━━━ Supplied records
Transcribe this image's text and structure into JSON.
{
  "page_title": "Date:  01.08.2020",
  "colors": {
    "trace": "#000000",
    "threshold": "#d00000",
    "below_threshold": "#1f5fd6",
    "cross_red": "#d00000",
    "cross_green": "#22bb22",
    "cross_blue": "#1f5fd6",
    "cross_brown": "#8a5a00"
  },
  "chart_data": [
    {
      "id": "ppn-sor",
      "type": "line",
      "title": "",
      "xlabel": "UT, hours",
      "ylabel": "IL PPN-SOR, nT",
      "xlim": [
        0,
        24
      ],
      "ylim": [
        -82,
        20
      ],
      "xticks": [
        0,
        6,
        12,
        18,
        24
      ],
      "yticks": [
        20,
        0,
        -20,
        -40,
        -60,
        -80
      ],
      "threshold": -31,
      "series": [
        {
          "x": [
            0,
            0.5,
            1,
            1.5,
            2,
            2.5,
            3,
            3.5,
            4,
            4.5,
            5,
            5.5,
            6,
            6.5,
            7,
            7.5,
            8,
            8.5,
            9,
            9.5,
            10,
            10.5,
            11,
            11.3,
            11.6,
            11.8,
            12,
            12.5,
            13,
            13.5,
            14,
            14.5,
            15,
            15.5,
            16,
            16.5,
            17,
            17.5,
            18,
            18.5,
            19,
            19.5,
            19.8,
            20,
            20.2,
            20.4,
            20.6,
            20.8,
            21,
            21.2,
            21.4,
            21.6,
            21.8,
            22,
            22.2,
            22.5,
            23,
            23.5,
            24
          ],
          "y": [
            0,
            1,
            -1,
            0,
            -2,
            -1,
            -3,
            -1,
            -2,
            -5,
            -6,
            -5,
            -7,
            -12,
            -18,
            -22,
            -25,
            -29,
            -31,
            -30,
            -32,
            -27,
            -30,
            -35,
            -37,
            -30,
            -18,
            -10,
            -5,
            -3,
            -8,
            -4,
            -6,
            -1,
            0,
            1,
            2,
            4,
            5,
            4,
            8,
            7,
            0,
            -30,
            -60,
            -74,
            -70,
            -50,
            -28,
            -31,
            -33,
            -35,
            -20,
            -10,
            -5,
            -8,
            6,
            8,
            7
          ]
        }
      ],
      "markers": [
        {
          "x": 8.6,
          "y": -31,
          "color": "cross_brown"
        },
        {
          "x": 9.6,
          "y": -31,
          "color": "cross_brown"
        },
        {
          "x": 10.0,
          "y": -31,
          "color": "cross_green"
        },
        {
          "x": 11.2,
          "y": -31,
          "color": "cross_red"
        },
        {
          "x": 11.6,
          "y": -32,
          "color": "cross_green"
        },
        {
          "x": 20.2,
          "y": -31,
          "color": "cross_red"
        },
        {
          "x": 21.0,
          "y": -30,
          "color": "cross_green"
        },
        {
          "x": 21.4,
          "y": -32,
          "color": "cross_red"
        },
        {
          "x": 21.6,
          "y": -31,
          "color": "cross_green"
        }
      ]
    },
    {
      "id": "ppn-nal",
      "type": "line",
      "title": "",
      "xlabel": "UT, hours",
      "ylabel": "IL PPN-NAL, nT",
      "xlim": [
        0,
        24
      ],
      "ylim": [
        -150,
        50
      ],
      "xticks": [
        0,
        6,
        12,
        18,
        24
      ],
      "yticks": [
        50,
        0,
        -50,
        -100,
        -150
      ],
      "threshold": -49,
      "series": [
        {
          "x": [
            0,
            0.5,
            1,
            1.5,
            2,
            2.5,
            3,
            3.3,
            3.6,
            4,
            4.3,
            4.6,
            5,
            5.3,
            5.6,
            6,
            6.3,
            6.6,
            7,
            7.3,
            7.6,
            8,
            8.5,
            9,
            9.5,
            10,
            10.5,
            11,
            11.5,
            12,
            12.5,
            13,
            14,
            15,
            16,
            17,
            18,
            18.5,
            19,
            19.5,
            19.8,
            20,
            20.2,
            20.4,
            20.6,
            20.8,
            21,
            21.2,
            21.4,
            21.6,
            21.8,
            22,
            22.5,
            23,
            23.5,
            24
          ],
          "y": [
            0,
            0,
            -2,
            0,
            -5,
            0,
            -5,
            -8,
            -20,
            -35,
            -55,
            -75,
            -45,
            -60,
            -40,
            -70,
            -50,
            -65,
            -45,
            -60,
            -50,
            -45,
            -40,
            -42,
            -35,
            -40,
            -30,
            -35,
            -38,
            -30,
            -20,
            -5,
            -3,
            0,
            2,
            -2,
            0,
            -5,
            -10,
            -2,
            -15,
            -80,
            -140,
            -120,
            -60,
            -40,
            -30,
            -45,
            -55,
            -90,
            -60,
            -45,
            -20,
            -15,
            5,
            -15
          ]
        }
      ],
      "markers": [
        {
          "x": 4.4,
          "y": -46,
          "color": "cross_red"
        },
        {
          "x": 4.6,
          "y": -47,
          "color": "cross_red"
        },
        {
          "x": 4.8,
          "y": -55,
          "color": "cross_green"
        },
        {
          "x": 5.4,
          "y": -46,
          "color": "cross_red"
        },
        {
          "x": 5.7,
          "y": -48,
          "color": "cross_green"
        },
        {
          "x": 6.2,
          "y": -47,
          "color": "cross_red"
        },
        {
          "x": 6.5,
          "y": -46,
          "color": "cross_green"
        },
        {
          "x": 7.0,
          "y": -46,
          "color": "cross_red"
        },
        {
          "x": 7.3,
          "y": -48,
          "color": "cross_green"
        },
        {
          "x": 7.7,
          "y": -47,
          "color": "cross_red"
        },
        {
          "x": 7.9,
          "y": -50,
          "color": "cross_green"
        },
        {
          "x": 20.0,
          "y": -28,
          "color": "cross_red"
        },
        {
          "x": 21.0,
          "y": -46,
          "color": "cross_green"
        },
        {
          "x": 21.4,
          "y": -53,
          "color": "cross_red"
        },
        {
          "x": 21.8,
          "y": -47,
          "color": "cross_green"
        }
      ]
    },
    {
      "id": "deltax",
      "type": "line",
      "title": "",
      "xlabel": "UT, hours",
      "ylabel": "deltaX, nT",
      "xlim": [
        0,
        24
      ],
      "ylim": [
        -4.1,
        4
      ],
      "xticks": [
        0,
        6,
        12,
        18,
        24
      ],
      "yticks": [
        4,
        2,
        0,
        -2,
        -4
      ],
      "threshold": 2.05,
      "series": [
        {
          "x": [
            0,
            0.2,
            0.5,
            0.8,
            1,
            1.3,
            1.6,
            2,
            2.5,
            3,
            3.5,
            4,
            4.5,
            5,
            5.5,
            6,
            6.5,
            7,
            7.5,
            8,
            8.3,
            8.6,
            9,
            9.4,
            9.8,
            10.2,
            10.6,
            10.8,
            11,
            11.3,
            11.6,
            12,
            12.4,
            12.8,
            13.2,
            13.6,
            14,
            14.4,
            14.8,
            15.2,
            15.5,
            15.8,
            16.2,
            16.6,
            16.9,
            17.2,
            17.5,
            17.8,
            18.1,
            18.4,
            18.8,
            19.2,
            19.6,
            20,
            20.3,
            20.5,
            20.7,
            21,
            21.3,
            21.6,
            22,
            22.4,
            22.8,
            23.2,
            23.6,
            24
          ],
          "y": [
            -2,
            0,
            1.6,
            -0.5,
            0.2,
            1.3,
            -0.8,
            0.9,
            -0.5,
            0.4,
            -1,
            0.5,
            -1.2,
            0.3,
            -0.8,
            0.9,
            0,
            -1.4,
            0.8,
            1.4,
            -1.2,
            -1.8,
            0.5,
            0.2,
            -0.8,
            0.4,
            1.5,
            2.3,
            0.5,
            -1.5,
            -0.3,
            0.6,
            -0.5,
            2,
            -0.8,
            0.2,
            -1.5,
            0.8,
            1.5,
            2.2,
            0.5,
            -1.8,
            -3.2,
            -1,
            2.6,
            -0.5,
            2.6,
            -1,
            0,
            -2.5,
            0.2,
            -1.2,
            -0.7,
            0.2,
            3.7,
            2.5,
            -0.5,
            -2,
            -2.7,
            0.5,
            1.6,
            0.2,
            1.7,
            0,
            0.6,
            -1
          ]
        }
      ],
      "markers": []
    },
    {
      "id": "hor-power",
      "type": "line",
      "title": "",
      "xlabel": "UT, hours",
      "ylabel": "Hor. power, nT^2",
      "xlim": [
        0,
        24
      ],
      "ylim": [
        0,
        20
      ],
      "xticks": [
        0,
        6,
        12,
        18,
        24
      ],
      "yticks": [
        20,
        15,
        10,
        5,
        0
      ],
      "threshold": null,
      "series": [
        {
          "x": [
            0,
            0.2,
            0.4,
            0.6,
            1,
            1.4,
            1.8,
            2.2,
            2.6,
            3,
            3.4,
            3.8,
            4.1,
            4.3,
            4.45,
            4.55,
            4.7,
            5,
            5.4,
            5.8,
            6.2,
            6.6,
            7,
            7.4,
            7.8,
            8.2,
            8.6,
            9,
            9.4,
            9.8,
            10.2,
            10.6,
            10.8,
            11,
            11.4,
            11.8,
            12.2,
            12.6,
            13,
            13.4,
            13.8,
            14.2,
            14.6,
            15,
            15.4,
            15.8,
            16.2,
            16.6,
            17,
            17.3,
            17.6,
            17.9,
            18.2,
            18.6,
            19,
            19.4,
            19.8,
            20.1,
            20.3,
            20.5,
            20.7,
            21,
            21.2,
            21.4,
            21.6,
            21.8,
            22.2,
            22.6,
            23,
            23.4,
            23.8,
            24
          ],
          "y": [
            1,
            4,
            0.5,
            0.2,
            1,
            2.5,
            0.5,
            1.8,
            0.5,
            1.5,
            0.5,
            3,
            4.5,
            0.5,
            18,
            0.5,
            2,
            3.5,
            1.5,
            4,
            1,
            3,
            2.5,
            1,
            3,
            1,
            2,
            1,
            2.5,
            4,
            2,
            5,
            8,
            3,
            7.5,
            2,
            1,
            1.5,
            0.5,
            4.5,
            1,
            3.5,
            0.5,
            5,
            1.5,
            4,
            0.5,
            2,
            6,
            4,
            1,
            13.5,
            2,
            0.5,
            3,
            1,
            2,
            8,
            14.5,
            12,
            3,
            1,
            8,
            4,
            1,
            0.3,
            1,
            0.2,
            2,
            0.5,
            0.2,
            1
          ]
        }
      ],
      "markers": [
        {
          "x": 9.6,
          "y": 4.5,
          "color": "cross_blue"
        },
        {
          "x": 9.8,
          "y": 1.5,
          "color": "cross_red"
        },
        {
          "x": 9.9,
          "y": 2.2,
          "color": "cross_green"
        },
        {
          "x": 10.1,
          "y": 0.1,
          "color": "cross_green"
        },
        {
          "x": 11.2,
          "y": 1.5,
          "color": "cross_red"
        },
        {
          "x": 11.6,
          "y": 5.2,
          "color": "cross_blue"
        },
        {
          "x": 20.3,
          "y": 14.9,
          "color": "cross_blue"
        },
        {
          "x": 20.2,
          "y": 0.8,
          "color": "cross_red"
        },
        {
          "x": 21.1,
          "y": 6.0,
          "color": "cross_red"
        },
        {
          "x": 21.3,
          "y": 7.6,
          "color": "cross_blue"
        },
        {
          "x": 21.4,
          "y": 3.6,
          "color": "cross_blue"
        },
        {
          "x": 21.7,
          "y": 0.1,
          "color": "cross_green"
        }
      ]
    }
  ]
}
━━━━━━
**Brief:**
Look through the lines above and collect those with the word "ylabel".

**Output:**
      "ylabel": "IL PPN-SOR, nT",
      "ylabel": "IL PPN-NAL, nT",
      "ylabel": "deltaX, nT",
      "ylabel": "Hor. power, nT^2",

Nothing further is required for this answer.